▸ Exercise description
Repeat the material below word for word and leave out all pictures.
——————————
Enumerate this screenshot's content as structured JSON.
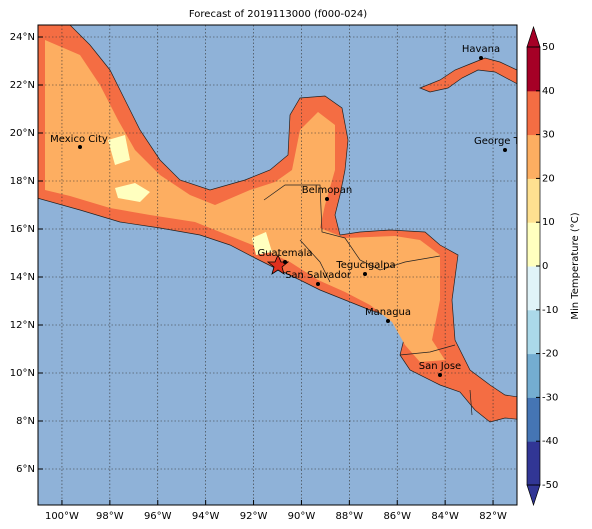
{
  "title": "Forecast of 2019113000 (f000-024)",
  "map": {
    "lonlim": [
      -101,
      -81
    ],
    "latlim": [
      4.5,
      24.5
    ],
    "lonticks": [
      {
        "value": -100,
        "label": "100°W"
      },
      {
        "value": -98,
        "label": "98°W"
      },
      {
        "value": -96,
        "label": "96°W"
      },
      {
        "value": -94,
        "label": "94°W"
      },
      {
        "value": -92,
        "label": "92°W"
      },
      {
        "value": -90,
        "label": "90°W"
      },
      {
        "value": -88,
        "label": "88°W"
      },
      {
        "value": -86,
        "label": "86°W"
      },
      {
        "value": -84,
        "label": "84°W"
      },
      {
        "value": -82,
        "label": "82°W"
      }
    ],
    "latticks": [
      {
        "value": 6,
        "label": "6°N"
      },
      {
        "value": 8,
        "label": "8°N"
      },
      {
        "value": 10,
        "label": "10°N"
      },
      {
        "value": 12,
        "label": "12°N"
      },
      {
        "value": 14,
        "label": "14°N"
      },
      {
        "value": 16,
        "label": "16°N"
      },
      {
        "value": 18,
        "label": "18°N"
      },
      {
        "value": 20,
        "label": "20°N"
      },
      {
        "value": 22,
        "label": "22°N"
      },
      {
        "value": 24,
        "label": "24°N"
      }
    ],
    "cities": [
      "Mexico City",
      "Havana",
      "George Town",
      "Belmopan",
      "Guatemala",
      "San Salvador",
      "Tegucigalpa",
      "Managua",
      "San Jose"
    ]
  },
  "colorbar": {
    "label": "Min Temperature (°C)",
    "lim": [
      -50,
      50
    ],
    "ticks": [
      -50,
      -40,
      -30,
      -20,
      -10,
      0,
      10,
      20,
      30,
      40,
      50
    ],
    "colors": [
      "#313695",
      "#4575b4",
      "#74add1",
      "#abd9e9",
      "#e0f3f8",
      "#ffffbf",
      "#fee090",
      "#fdae61",
      "#f46d43",
      "#a50026"
    ]
  }
}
——————————
▸ Full answer
Enumerate this screenshot's content as structured JSON.
{
  "title": "Forecast of 2019113000 (f000-024)",
  "map": {
    "lonlim": [
      -101,
      -81
    ],
    "latlim": [
      4.5,
      24.5
    ],
    "lonticks": [
      {
        "value": -100,
        "label": "100°W"
      },
      {
        "value": -98,
        "label": "98°W"
      },
      {
        "value": -96,
        "label": "96°W"
      },
      {
        "value": -94,
        "label": "94°W"
      },
      {
        "value": -92,
        "label": "92°W"
      },
      {
        "value": -90,
        "label": "90°W"
      },
      {
        "value": -88,
        "label": "88°W"
      },
      {
        "value": -86,
        "label": "86°W"
      },
      {
        "value": -84,
        "label": "84°W"
      },
      {
        "value": -82,
        "label": "82°W"
      }
    ],
    "latticks": [
      {
        "value": 6,
        "label": "6°N"
      },
      {
        "value": 8,
        "label": "8°N"
      },
      {
        "value": 10,
        "label": "10°N"
      },
      {
        "value": 12,
        "label": "12°N"
      },
      {
        "value": 14,
        "label": "14°N"
      },
      {
        "value": 16,
        "label": "16°N"
      },
      {
        "value": 18,
        "label": "18°N"
      },
      {
        "value": 20,
        "label": "20°N"
      },
      {
        "value": 22,
        "label": "22°N"
      },
      {
        "value": 24,
        "label": "24°N"
      }
    ],
    "cities": [
      "Mexico City",
      "Havana",
      "George Town",
      "Belmopan",
      "Guatemala",
      "San Salvador",
      "Tegucigalpa",
      "Managua",
      "San Jose"
    ]
  },
  "colorbar": {
    "label": "Min Temperature (°C)",
    "lim": [
      -50,
      50
    ],
    "ticks": [
      -50,
      -40,
      -30,
      -20,
      -10,
      0,
      10,
      20,
      30,
      40,
      50
    ],
    "colors": [
      "#313695",
      "#4575b4",
      "#74add1",
      "#abd9e9",
      "#e0f3f8",
      "#ffffbf",
      "#fee090",
      "#fdae61",
      "#f46d43",
      "#a50026"
    ]
  }
}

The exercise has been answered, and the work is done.